-- begin Records provided --
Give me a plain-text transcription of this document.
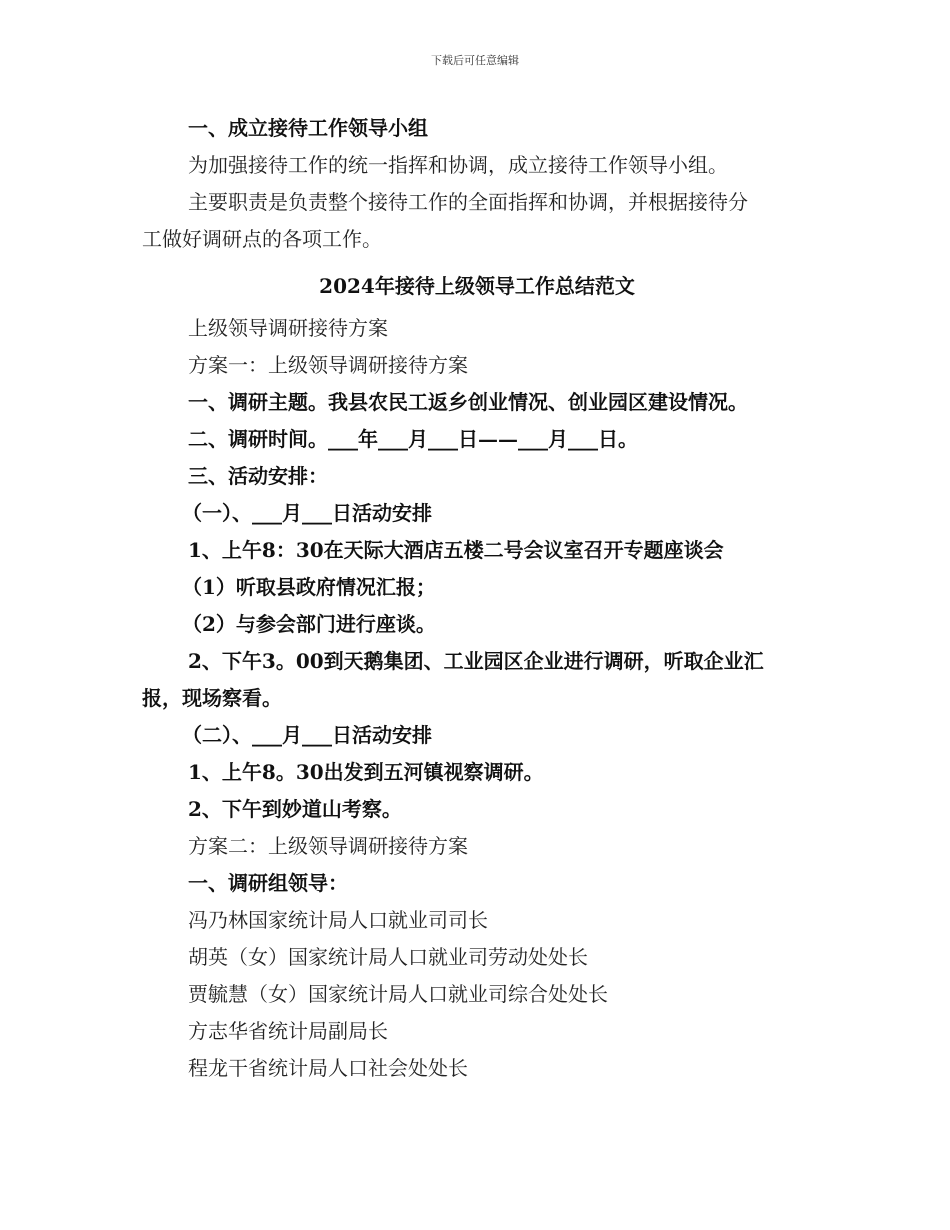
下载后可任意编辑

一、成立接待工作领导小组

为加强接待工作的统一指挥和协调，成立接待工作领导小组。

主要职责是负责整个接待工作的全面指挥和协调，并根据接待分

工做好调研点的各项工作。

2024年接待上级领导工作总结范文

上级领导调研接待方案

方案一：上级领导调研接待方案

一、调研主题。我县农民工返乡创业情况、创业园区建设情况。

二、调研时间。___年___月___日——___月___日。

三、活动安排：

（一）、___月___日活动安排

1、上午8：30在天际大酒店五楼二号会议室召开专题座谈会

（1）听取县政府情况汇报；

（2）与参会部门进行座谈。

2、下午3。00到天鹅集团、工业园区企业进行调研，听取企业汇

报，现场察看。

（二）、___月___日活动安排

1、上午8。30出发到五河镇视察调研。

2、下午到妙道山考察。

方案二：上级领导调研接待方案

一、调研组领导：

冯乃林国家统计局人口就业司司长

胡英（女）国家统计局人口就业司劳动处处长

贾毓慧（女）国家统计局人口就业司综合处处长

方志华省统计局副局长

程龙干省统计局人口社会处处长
-- end Records provided --
-- begin Records provided --
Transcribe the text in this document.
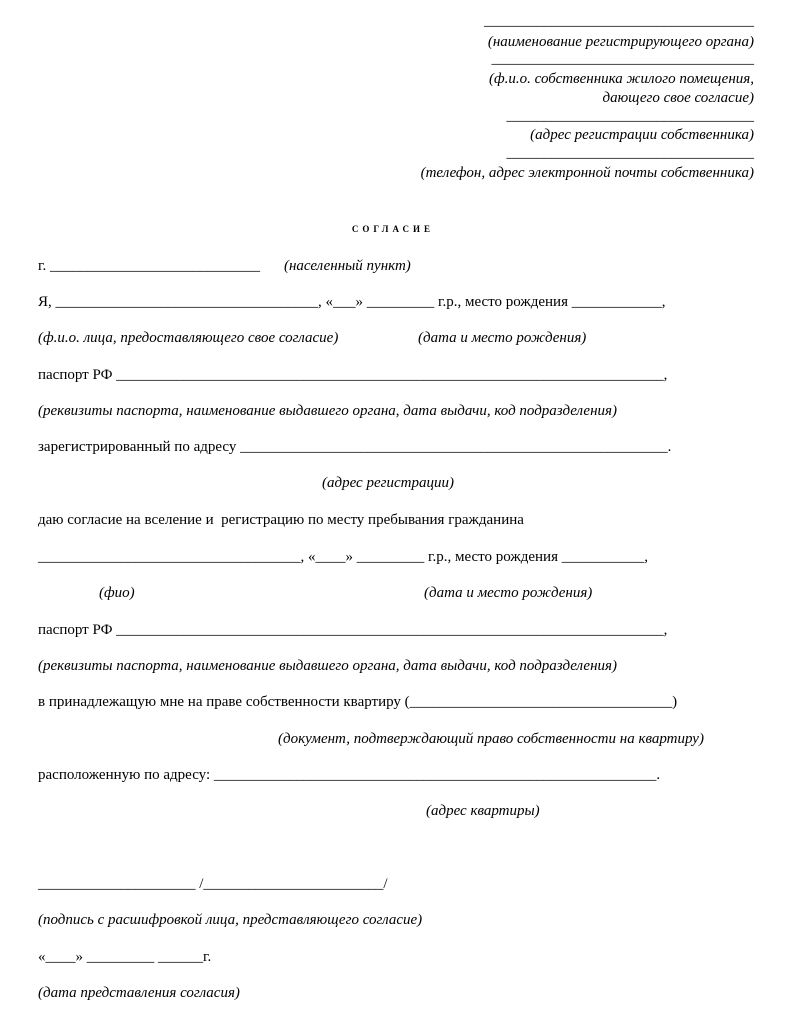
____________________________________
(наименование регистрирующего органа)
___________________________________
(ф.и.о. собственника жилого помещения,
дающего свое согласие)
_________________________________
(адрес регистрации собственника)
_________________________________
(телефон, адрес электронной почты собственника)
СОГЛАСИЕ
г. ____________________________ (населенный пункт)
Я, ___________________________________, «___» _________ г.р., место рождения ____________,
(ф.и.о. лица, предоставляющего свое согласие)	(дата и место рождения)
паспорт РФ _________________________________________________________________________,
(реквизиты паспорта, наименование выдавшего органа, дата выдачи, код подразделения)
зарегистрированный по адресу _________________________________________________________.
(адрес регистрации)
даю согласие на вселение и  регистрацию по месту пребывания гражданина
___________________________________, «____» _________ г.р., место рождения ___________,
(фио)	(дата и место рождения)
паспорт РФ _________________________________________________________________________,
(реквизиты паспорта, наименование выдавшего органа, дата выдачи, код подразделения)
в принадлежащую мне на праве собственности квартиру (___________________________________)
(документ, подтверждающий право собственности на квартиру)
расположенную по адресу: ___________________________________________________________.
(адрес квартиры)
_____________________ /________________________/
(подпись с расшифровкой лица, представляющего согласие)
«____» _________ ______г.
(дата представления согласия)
-- end Records provided --
Task goal:
List the lines of the records where "лица" occurs.

Result:
(ф.и.о. лица, предоставляющего свое согласие)	(дата и место рождения)
(подпись с расшифровкой лица, представляющего согласие)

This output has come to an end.